Saved data entries
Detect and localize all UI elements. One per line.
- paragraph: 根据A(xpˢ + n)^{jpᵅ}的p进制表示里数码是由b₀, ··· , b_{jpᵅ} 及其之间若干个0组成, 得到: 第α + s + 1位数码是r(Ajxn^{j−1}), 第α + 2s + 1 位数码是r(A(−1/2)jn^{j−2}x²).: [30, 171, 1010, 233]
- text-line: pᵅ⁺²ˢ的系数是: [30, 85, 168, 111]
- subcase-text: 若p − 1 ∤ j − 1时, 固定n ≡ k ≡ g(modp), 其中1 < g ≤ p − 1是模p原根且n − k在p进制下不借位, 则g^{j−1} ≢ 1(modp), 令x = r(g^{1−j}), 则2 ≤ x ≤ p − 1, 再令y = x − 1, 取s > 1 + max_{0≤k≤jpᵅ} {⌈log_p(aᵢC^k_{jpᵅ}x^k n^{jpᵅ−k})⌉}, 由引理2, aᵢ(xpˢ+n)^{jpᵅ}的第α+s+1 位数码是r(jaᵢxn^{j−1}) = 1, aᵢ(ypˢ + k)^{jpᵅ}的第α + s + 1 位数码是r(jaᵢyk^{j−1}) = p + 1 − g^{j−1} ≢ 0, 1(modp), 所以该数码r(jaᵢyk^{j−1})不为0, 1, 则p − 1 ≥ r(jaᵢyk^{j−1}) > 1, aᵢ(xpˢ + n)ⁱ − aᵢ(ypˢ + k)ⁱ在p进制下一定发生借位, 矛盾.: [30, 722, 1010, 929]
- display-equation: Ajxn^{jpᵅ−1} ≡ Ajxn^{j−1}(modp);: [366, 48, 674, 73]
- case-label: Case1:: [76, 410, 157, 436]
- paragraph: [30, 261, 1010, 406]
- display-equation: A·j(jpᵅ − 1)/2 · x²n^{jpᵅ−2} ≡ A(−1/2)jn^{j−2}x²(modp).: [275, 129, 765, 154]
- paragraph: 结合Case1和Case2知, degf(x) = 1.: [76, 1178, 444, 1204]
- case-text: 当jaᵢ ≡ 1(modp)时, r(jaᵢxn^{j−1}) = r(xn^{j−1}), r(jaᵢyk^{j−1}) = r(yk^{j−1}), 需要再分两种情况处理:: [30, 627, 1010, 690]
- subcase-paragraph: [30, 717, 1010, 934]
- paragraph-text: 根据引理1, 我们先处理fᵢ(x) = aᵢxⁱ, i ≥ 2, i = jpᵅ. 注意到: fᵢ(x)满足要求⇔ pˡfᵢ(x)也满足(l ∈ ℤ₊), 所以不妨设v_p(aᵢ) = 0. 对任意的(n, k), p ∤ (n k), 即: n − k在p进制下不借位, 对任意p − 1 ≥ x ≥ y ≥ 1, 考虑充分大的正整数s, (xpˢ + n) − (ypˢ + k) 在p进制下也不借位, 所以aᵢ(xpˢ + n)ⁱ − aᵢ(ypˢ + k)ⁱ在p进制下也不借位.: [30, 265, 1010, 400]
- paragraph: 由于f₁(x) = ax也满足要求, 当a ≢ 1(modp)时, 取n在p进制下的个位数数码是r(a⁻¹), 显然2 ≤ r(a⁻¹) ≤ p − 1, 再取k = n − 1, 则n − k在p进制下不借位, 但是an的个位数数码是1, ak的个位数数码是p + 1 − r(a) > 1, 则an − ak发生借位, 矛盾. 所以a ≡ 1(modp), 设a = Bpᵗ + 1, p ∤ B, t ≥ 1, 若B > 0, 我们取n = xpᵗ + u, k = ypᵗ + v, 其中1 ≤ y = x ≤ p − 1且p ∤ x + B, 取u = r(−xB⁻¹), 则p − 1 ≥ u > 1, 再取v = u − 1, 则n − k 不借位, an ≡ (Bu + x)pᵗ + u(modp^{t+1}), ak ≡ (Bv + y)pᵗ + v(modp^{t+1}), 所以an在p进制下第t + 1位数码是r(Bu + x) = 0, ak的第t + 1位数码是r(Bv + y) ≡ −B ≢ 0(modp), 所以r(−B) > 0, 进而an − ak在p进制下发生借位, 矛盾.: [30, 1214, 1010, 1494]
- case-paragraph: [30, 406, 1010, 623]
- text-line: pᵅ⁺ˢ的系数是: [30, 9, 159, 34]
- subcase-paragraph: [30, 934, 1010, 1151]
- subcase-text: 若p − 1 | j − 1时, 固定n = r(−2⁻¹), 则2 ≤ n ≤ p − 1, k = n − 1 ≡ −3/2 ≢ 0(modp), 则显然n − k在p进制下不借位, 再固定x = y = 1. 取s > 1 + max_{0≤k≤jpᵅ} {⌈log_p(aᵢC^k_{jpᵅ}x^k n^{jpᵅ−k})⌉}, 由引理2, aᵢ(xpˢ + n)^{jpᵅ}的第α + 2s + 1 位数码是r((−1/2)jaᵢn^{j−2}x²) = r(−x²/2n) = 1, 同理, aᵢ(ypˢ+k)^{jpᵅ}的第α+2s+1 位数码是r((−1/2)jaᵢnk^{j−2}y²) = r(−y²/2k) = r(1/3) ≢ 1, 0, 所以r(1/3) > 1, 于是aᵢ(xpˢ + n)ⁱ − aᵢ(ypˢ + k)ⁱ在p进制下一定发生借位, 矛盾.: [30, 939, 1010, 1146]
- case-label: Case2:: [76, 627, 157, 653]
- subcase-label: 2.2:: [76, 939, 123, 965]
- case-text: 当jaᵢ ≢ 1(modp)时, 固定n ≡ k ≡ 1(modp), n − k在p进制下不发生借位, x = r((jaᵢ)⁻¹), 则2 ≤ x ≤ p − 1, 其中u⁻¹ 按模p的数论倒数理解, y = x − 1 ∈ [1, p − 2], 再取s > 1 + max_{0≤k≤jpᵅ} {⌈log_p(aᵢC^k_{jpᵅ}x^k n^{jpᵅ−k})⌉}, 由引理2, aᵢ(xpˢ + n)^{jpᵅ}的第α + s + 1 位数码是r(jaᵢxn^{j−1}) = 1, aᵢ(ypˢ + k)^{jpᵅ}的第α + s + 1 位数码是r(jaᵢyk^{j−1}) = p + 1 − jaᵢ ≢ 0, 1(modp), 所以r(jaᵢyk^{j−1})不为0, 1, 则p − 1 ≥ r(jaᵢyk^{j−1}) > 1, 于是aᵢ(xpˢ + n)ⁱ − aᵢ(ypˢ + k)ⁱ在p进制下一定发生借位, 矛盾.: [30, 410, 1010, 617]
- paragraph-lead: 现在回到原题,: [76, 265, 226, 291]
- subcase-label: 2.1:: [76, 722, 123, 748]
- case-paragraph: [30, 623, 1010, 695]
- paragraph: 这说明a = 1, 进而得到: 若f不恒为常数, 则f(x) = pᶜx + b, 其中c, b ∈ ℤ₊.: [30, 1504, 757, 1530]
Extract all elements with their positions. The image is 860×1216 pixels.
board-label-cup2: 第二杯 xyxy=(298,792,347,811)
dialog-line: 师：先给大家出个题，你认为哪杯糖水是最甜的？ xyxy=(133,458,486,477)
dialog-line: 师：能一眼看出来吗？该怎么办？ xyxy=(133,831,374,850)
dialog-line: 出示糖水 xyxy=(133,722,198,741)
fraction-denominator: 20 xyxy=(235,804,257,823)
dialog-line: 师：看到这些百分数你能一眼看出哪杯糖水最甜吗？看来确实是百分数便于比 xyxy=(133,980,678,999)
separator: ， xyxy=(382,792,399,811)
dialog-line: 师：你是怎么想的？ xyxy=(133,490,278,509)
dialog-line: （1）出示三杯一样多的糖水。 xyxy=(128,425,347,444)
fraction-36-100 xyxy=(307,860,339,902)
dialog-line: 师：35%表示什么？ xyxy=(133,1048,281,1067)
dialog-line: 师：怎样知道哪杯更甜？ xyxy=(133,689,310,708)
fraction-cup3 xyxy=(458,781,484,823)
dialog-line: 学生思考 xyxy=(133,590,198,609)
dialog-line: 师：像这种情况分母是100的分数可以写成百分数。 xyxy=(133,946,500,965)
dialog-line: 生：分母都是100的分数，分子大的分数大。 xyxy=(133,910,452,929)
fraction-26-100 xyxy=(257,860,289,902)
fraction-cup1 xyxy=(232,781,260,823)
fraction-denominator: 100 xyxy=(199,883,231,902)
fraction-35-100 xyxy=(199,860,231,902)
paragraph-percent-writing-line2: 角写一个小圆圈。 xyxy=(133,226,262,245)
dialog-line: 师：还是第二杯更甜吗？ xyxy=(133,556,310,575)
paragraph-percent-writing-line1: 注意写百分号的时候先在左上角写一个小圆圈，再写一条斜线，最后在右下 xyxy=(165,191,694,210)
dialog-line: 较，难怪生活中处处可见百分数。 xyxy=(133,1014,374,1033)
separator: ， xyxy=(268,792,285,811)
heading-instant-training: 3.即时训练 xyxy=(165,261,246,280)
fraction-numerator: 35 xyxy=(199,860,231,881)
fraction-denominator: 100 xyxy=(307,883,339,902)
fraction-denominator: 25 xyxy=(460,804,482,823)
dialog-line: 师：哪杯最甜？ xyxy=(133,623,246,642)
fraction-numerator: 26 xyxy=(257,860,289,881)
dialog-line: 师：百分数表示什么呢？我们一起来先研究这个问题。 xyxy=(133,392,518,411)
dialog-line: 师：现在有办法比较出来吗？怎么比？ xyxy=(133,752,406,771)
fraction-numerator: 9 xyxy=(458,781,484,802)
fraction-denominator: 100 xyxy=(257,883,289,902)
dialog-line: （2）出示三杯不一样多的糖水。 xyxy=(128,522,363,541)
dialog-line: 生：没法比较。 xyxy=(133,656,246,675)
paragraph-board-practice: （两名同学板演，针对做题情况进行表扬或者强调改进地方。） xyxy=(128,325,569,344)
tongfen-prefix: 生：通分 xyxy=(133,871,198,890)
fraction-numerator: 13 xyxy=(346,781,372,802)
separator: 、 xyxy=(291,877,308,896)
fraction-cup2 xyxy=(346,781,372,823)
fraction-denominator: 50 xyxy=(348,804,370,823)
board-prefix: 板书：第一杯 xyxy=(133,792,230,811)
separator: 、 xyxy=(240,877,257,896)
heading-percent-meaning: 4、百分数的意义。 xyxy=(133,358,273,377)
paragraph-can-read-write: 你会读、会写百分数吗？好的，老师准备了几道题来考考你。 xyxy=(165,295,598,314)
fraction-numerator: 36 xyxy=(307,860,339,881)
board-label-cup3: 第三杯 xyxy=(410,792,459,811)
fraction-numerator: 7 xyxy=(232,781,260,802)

AIM
Extract the items verbatim, beginning with the very first line and stopping after the line that contains "48, 674, 73]", with both of those lines included.

ANSWER
Detect and localize all UI elements. One per line.
- paragraph: 根据A(xpˢ + n)^{jpᵅ}的p进制表示里数码是由b₀, ··· , b_{jpᵅ} 及其之间若干个0组成, 得到: 第α + s + 1位数码是r(Ajxn^{j−1}), 第α + 2s + 1 位数码是r(A(−1/2)jn^{j−2}x²).: [30, 171, 1010, 233]
- text-line: pᵅ⁺²ˢ的系数是: [30, 85, 168, 111]
- subcase-text: 若p − 1 ∤ j − 1时, 固定n ≡ k ≡ g(modp), 其中1 < g ≤ p − 1是模p原根且n − k在p进制下不借位, 则g^{j−1} ≢ 1(modp), 令x = r(g^{1−j}), 则2 ≤ x ≤ p − 1, 再令y = x − 1, 取s > 1 + max_{0≤k≤jpᵅ} {⌈log_p(aᵢC^k_{jpᵅ}x^k n^{jpᵅ−k})⌉}, 由引理2, aᵢ(xpˢ+n)^{jpᵅ}的第α+s+1 位数码是r(jaᵢxn^{j−1}) = 1, aᵢ(ypˢ + k)^{jpᵅ}的第α + s + 1 位数码是r(jaᵢyk^{j−1}) = p + 1 − g^{j−1} ≢ 0, 1(modp), 所以该数码r(jaᵢyk^{j−1})不为0, 1, 则p − 1 ≥ r(jaᵢyk^{j−1}) > 1, aᵢ(xpˢ + n)ⁱ − aᵢ(ypˢ + k)ⁱ在p进制下一定发生借位, 矛盾.: [30, 722, 1010, 929]
- display-equation: Ajxn^{jpᵅ−1} ≡ Ajxn^{j−1}(modp);: [366, 48, 674, 73]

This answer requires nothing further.